COSA FARAI:
A – Secondo il testo sull'occupazione femminile, che quota delle lavoratrici era in part-time nei primi tre trimestri del 2019?
B – Riprendi il testo sull'occupazione femminile e continualo a partire dall'ultima frase riportata.

ESTRATTO DEL TESTO:
Perché mentre la riduzione del gap tra il 1994 e il 2007 è stata frutto della crescita dell’occupazione femminile, tra il 2007 e il 2019 vi ha contribuito non poco il calo di quella maschile. Non solo. “Le donne hanno retto meglio all’impatto della crisi da un punto di vista quantitativo, hanno perso meno occupazione e l’hanno recuperata prima” spiega la relazione, ma in questo processo di riassestamento “non tutte le generazioni di donne si sono trovate nella stessa situazione”.

È andata meglio alle cinquantenni che alle più giovani. E c’è anche un altro aspetto: la crisi si è accompagnata a un peggioramento della qualità del lavoro delle donne, evidenziato nella precarietà, nella crescita del part-time involontario, nella crescita del fenomeno della sovraistruzione. Nei primi tre trimestri del 2019, le donne in parttime sono un terzo (32,8%) delle lavoratrici contro l’8,7% degli uomini. E, rileva l’Istat, il part-time “non è cresciuto come strumento di conciliazione dei tempi di vita”, ma “è sempre più uno strumento utilizzato per la flessibilità dal lato delle imprese”.

La stessa relazione parla anche delle criticità nella conciliazione dei tempi di vita. Un tema che mi fa tornare al tema del rientro al lavoro nella fase 2. L’11,1% delle donne che ha avuto almeno un figlio nella vita non ha mai lavorato per prendersi cura dei figli (3,7% è la media europea). E spiega l’Istat: “La partecipazione delle donne al mondo del lavoro è molto legata ai carichi familiari, il tasso di occupazione delle madri è più basso di quello delle donne senza figli”.

Un blocco di dati:
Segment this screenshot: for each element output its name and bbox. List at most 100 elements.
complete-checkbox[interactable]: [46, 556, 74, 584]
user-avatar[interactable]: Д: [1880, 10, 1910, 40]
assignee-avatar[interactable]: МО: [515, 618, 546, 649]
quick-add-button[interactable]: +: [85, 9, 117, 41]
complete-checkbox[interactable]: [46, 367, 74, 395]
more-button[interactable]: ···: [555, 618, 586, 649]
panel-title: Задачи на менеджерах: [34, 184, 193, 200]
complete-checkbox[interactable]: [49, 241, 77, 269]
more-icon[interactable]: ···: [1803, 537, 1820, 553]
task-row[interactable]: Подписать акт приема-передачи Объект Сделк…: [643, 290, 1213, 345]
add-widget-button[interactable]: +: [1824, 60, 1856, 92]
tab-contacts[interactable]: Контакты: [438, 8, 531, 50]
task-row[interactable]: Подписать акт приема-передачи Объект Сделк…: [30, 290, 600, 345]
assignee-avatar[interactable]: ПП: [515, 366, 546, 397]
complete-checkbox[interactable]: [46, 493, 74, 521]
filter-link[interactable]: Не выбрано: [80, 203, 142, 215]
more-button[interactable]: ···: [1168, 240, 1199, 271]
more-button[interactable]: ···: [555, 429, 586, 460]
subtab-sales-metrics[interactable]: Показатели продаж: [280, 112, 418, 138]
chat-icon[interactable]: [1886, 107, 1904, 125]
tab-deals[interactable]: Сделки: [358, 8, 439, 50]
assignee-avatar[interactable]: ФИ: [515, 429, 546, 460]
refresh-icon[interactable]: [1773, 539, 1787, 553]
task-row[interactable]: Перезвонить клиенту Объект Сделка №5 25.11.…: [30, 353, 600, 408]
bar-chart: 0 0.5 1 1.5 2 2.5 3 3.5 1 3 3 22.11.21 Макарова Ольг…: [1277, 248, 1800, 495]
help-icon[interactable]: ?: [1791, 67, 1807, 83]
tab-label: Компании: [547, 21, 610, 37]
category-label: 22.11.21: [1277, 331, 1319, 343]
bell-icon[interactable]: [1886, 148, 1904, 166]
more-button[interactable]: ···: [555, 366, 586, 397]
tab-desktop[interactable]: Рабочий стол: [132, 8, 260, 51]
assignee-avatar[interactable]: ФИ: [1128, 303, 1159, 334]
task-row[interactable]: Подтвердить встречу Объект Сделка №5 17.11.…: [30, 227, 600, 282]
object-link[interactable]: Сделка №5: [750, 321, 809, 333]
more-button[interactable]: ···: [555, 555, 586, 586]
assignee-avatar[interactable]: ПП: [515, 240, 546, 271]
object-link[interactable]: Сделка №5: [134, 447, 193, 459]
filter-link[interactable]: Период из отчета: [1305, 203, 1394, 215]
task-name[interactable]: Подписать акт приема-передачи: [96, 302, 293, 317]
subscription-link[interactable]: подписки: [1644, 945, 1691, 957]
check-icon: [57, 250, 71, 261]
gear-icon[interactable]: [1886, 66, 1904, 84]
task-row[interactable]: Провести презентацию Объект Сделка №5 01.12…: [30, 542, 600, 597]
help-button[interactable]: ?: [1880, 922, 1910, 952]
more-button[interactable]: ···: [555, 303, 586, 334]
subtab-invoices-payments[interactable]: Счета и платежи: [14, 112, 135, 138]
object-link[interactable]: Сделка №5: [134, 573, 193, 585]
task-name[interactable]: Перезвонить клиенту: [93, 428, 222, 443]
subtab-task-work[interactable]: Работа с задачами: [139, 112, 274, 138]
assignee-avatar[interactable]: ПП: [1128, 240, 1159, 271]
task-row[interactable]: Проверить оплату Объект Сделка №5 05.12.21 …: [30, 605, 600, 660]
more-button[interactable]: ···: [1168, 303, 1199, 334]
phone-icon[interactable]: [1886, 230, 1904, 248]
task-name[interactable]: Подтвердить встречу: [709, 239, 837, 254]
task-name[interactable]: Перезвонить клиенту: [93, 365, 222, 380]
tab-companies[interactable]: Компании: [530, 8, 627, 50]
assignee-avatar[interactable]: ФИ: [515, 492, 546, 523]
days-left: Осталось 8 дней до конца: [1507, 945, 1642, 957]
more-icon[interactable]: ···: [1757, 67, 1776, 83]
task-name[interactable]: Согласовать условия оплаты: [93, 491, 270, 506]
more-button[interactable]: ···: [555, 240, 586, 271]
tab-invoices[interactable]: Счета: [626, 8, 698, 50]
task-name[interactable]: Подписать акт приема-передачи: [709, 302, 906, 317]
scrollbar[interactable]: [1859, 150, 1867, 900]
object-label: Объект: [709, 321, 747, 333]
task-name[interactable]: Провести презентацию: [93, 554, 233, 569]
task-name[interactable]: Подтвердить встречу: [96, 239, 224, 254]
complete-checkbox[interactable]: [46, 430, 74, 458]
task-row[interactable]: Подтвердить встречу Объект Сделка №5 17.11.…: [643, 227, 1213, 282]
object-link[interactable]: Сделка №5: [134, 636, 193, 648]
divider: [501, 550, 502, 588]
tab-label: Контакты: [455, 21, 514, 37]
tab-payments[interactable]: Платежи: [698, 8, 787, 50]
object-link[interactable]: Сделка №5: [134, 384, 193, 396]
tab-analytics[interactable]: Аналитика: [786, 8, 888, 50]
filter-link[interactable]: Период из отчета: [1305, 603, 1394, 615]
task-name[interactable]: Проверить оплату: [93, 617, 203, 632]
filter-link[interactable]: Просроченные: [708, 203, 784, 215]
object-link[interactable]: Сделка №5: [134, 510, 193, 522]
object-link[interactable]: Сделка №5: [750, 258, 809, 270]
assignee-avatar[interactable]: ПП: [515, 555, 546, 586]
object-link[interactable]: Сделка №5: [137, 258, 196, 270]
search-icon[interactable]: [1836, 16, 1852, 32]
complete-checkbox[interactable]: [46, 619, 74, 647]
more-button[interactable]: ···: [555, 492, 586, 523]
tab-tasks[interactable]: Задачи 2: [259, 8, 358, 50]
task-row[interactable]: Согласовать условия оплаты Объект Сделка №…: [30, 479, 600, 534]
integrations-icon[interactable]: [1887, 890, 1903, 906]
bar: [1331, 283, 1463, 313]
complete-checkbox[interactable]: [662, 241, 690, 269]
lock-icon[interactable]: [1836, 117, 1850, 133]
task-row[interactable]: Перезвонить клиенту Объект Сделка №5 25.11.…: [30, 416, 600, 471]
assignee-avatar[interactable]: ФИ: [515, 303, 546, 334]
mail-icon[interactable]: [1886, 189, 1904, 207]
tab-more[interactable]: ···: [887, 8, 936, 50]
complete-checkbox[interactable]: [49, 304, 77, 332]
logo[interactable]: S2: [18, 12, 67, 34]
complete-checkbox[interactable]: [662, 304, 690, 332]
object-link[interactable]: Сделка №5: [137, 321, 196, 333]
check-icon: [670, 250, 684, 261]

RISPOSTE AI COMPITI:
A – Un terzo delle lavoratrici, cioè il 32,8%.

B –
Nel 2018 (ultimo dato disponibile) è persino aumentato lo svantaggio delle donne (da 25 a 49 anni) con figli in età prescolare rispetto alle donne senza figli. “Se padri e madri occupati riportano problemi di conciliazione in ugual misura – si legge nella relazione – sono soprattutto le donne ad aver modificato qualche aspetto della propria attività lavorativa per meglio combinare il lavoro con le esigenze di cura dei figli”. Le principali modifiche apportate riguardano la riduzione o il cambiamento dell’orario di lavoro. La nascita dei figli comporta anche interruzione nell’attività lavorativa delle donne, decisione che riguarda anche le meno giovani, perché le difficoltà di conciliazione dei tempi di vita non diminuiscono nel tempo.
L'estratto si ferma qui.